Set problem:
Find the string "Vidyasagar" in the listing and report every line that has it.

____

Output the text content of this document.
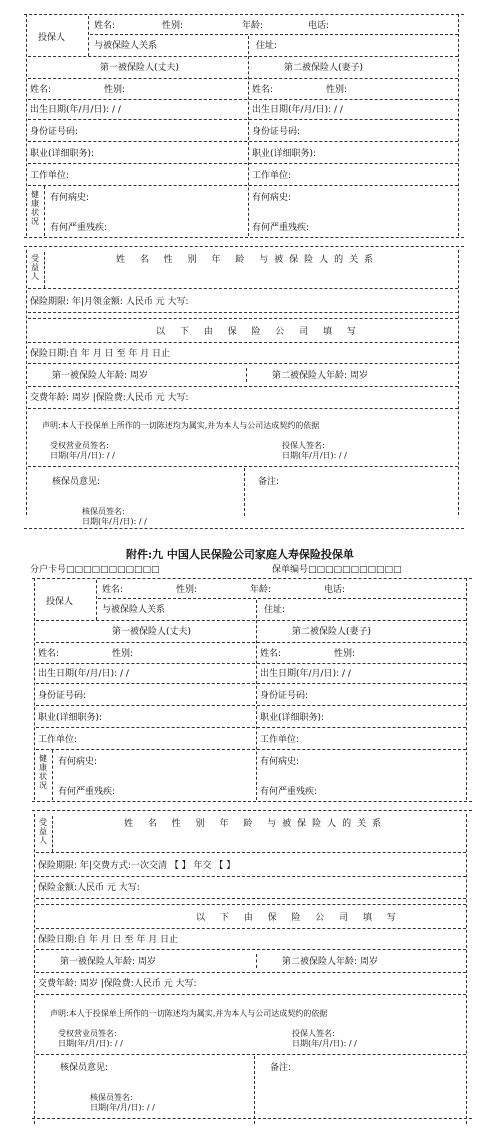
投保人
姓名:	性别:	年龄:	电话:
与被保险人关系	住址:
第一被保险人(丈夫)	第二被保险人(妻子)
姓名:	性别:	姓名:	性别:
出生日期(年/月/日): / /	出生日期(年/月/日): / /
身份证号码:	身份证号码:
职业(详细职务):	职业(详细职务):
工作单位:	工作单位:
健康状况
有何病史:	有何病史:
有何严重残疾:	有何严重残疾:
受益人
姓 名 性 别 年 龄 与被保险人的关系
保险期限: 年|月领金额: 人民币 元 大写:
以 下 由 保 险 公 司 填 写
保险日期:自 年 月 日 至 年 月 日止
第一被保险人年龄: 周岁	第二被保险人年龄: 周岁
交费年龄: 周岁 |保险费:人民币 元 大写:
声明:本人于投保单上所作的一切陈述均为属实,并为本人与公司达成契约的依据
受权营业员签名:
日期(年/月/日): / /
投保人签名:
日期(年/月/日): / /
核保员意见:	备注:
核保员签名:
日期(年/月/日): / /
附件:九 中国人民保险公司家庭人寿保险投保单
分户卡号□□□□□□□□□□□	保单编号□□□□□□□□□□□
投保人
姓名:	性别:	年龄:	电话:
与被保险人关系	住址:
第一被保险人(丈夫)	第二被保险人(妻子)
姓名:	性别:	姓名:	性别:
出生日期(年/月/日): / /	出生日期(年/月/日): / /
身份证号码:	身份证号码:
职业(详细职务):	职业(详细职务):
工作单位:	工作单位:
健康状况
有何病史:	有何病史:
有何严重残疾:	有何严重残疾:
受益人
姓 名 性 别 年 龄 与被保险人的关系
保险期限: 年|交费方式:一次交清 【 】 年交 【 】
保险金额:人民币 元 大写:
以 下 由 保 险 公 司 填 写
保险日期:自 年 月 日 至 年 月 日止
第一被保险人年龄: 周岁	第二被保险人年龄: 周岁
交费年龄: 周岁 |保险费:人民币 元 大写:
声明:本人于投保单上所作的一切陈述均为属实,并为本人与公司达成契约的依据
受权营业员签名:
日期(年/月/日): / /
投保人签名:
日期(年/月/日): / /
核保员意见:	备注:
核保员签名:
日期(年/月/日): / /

____

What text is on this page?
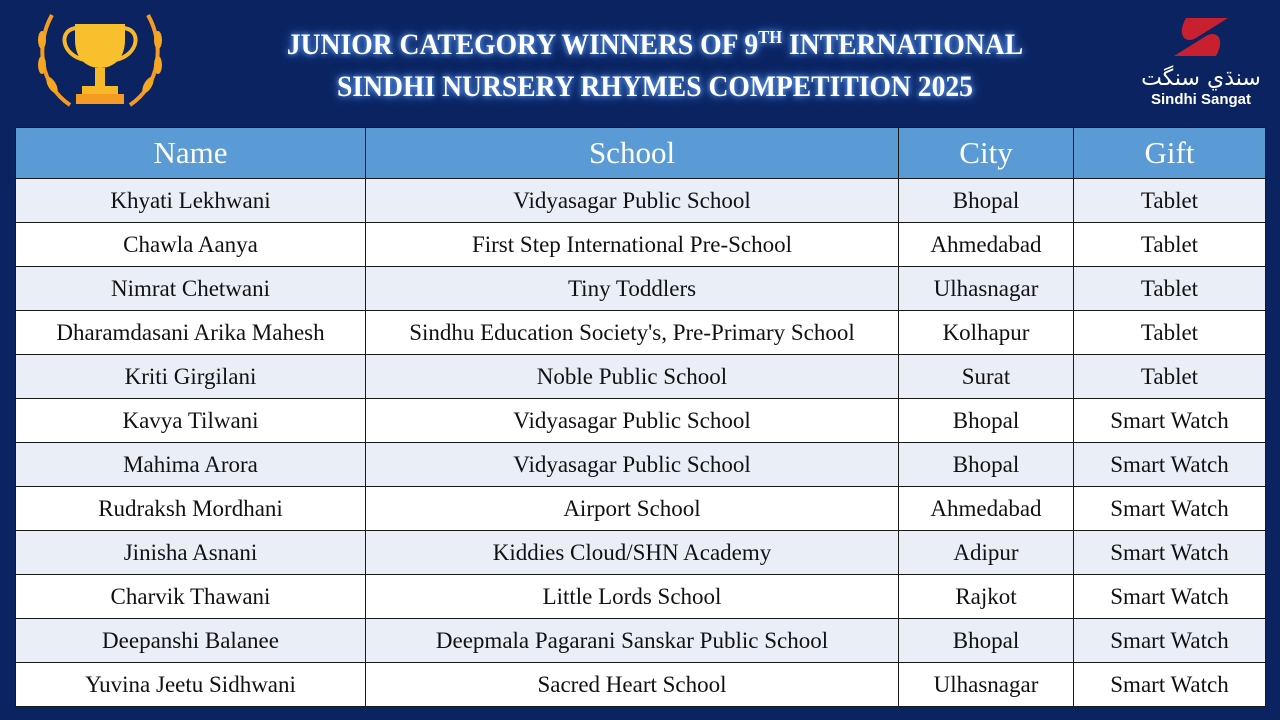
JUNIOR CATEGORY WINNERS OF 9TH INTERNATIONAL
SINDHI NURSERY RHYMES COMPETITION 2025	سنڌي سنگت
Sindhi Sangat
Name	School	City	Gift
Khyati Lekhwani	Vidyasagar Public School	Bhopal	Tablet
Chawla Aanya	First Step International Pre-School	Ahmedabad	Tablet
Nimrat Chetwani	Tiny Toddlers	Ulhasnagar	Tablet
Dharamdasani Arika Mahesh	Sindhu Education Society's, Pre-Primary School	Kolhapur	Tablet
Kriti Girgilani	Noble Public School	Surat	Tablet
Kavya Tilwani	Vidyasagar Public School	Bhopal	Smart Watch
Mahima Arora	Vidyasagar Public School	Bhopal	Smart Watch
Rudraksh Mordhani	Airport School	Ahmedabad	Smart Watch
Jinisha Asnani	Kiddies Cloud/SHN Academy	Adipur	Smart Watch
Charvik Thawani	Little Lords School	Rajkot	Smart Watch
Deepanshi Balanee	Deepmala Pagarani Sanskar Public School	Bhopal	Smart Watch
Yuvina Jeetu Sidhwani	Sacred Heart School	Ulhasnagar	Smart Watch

____

Correct output:
Khyati Lekhwani	Vidyasagar Public School	Bhopal	Tablet
Kavya Tilwani	Vidyasagar Public School	Bhopal	Smart Watch
Mahima Arora	Vidyasagar Public School	Bhopal	Smart Watch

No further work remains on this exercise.